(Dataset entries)
※ ※ ※

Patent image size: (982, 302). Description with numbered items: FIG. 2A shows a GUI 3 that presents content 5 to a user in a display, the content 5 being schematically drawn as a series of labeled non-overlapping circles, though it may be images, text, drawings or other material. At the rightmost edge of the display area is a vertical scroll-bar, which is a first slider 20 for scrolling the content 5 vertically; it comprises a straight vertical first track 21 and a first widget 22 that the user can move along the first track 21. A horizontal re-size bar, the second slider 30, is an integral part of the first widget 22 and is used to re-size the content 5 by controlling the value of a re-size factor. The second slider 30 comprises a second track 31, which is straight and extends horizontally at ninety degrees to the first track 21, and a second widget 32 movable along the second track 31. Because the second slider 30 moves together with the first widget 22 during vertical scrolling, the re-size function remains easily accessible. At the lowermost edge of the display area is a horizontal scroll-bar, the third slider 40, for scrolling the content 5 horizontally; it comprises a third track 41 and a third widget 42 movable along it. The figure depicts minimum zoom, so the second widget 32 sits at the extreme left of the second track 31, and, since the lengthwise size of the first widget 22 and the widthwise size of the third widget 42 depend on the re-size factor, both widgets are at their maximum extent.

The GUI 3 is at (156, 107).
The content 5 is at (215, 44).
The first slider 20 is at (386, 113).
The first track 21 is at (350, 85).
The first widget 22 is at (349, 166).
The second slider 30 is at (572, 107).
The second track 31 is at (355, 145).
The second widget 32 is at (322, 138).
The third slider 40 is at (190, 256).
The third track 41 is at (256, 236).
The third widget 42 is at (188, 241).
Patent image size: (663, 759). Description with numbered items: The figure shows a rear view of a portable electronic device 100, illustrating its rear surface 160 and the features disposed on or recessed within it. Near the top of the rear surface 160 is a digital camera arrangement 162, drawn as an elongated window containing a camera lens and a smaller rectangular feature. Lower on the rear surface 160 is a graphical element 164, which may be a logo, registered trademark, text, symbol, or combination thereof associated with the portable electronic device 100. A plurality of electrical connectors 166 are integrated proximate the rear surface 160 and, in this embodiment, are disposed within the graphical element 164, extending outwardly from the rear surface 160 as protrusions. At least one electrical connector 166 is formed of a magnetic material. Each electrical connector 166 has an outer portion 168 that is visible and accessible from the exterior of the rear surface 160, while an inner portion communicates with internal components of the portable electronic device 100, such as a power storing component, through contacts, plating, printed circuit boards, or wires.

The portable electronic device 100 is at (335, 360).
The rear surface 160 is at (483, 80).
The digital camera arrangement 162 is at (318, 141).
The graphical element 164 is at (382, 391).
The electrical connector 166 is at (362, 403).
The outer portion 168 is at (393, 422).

※ ※ ※

*Direction:* Format every line of the listing above as a two-column Markdown table with the headers "No." and "Text." Number the rows consecutively, and omit blank lines.

*Reply:*
| No. | Text |
|---|---|
| 1 | Patent image size: (982, 302). Description with numbered items: FIG. 2A shows a GUI 3 that presents content 5 to a user in a display, the content 5 being schematically drawn as a series of labeled non-overlapping circles, though it may be images, text, drawings or other material. At the rightmost edge of the display area is a vertical scroll-bar, which is a first slider 20 for scrolling the content 5 vertically; it comprises a straight vertical first track 21 and a first widget 22 that the user can move along the first track 21. A horizontal re-size bar, the second slider 30, is an integral part of the first widget 22 and is used to re-size the content 5 by controlling the value of a re-size factor. The second slider 30 comprises a second track 31, which is straight and extends horizontally at ninety degrees to the first track 21, and a second widget 32 movable along the second track 31. Because the second slider 30 moves together with the first widget 22 during vertical scrolling, the re-size function remains easily accessible. At the lowermost edge of the display area is a horizontal scroll-bar, the third slider 40, for scrolling the content 5 horizontally; it comprises a third track 41 and a third widget 42 movable along it. The figure depicts minimum zoom, so the second widget 32 sits at the extreme left of the second track 31, and, since the lengthwise size of the first widget 22 and the widthwise size of the third widget 42 depend on the re-size factor, both widgets are at their maximum extent. |
| 2 | The GUI 3 is at (156, 107). |
| 3 | The content 5 is at (215, 44). |
| 4 | The first slider 20 is at (386, 113). |
| 5 | The first track 21 is at (350, 85). |
| 6 | The first widget 22 is at (349, 166). |
| 7 | The second slider 30 is at (572, 107). |
| 8 | The second track 31 is at (355, 145). |
| 9 | The second widget 32 is at (322, 138). |
| 10 | The third slider 40 is at (190, 256). |
| 11 | The third track 41 is at (256, 236). |
| 12 | The third widget 42 is at (188, 241). |
| 13 | Patent image size: (663, 759). Description with numbered items: The figure shows a rear view of a portable electronic device 100, illustrating its rear surface 160 and the features disposed on or recessed within it. Near the top of the rear surface 160 is a digital camera arrangement 162, drawn as an elongated window containing a camera lens and a smaller rectangular feature. Lower on the rear surface 160 is a graphical element 164, which may be a logo, registered trademark, text, symbol, or combination thereof associated with the portable electronic device 100. A plurality of electrical connectors 166 are integrated proximate the rear surface 160 and, in this embodiment, are disposed within the graphical element 164, extending outwardly from the rear surface 160 as protrusions. At least one electrical connector 166 is formed of a magnetic material. Each electrical connector 166 has an outer portion 168 that is visible and accessible from the exterior of the rear surface 160, while an inner portion communicates with internal components of the portable electronic device 100, such as a power storing component, through contacts, plating, printed circuit boards, or wires. |
| 14 | The portable electronic device 100 is at (335, 360). |
| 15 | The rear surface 160 is at (483, 80). |
| 16 | The digital camera arrangement 162 is at (318, 141). |
| 17 | The graphical element 164 is at (382, 391). |
| 18 | The electrical connector 166 is at (362, 403). |
| 19 | The outer portion 168 is at (393, 422). |